Your objective:
Reproduce the passage of the blog essay starting at "Hot air balloons" and ending at "Likewise, with us.".

Quoted passage:
Sunday, August 2, 2015

With Judgement For All

  My friend Brad asked for an essay? I can count on one finger of one hand the number of times that has happened . . .
  There was a group discussion today, and it was one of those rambling types. One thing kinda leads into another, and pretty soon you are all over the map. I love discussions like that! It would be difficult to summarize the give and take fairly, and who wants to be accused of saying that someone "said something", or to be found implying a view in them which just ain't so? Thus, we will leapfrog right over the drifty wandering aspects of the talk and cut right to the chase. . . sort of.
  Hot air balloons were designed to ascend, and race cars were built to accelerate. Though we were built to sprint; often we trudge. There is something disturbing I think in watching a balloon scuff the ground, and drift sideways with the wind. It is supposed to rise, and ride the currents aloft, not bounce and bump along; dragging the load. There is a disconcerting sense of "waste" in me when I see a car designed for 200 plus m.p.h., stumbling along at barely a tenth of that. Likewise, with us.
  When we watch a world class sprinter pull a hamstring or turn an ankle, the wobbly limping, and the hobbling along is heartbreaking to observe. There is so much more he "could have done" if-only, and if-only. The if-onlies of our lives act as an "explanation" of why we were dragging and bumping along, of why we were stuck in first gear and could not locate the gas pedal.
  As an example of this kind of thing, I didn't much care for the movie "Forrest Gump" plot-wise. But, a scene in it has been on serial playback in my brainstem for years. The Gumpster is walking along in some braces for his legs which he has worn since childhood. Some thugs are about to assault him, and his girl shouts, "Run Forrest, Run!".

Element box annotations:

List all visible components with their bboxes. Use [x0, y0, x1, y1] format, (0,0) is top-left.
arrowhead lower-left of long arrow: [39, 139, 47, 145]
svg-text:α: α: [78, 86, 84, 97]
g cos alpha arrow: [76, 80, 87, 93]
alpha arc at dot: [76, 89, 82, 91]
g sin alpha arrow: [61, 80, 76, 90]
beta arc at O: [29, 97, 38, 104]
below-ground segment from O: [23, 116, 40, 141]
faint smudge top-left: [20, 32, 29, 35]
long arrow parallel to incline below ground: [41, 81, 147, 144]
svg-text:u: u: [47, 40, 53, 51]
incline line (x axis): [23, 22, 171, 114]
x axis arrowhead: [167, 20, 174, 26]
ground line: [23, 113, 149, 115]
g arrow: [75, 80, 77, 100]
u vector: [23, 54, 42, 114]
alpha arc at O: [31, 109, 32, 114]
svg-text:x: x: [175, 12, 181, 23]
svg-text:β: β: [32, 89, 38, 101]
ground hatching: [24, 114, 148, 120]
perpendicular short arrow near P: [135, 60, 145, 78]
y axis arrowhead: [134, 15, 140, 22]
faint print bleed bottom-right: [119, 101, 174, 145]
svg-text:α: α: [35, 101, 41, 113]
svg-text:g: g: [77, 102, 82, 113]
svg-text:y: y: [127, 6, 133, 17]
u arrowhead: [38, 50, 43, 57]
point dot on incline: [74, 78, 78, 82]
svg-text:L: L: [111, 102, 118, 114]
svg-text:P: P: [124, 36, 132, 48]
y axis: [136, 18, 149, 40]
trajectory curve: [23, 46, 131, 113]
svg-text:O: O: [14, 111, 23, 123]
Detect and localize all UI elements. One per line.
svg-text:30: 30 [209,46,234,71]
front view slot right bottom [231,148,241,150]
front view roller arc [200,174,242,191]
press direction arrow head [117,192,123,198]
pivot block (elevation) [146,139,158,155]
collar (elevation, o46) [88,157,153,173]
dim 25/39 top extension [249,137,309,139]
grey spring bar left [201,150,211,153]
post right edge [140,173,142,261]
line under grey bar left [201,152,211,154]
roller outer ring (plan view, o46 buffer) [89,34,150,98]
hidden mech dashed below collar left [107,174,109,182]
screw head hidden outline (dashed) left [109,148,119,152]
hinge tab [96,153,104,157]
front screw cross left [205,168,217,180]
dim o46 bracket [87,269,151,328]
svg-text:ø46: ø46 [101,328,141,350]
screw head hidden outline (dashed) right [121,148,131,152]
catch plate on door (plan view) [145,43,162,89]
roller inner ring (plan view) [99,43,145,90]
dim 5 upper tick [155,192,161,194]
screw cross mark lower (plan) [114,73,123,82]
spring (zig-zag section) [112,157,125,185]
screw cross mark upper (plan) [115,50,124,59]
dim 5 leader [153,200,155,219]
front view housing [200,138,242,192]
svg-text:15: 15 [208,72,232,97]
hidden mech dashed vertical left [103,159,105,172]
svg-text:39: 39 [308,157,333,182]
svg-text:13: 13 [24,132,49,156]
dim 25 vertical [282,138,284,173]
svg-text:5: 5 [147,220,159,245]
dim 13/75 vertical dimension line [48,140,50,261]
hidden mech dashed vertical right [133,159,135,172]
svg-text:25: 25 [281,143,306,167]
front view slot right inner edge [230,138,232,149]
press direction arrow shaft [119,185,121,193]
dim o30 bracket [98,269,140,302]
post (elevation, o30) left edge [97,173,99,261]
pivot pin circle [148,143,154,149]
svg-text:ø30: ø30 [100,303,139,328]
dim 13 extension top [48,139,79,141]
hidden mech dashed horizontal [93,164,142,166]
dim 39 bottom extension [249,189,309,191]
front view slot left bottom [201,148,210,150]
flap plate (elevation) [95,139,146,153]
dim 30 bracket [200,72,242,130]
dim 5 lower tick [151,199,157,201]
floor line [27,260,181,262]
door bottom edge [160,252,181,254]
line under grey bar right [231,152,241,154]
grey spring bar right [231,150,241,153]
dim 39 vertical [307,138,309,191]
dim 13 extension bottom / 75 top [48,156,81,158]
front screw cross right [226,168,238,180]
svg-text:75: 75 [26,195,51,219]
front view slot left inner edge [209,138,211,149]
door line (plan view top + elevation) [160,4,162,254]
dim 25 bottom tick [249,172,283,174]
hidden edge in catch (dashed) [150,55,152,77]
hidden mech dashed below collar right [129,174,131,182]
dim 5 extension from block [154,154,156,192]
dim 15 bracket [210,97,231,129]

The answer:
Hot air balloons were designed to ascend, and race cars were built to accelerate. Though we were built to sprint; often we trudge. There is something disturbing I think in watching a balloon scuff the ground, and drift sideways with the wind. It is supposed to rise, and ride the currents aloft, not bounce and bump along; dragging the load. There is a disconcerting sense of "waste" in me when I see a car designed for 200 plus m.p.h., stumbling along at barely a tenth of that. Likewise, with us.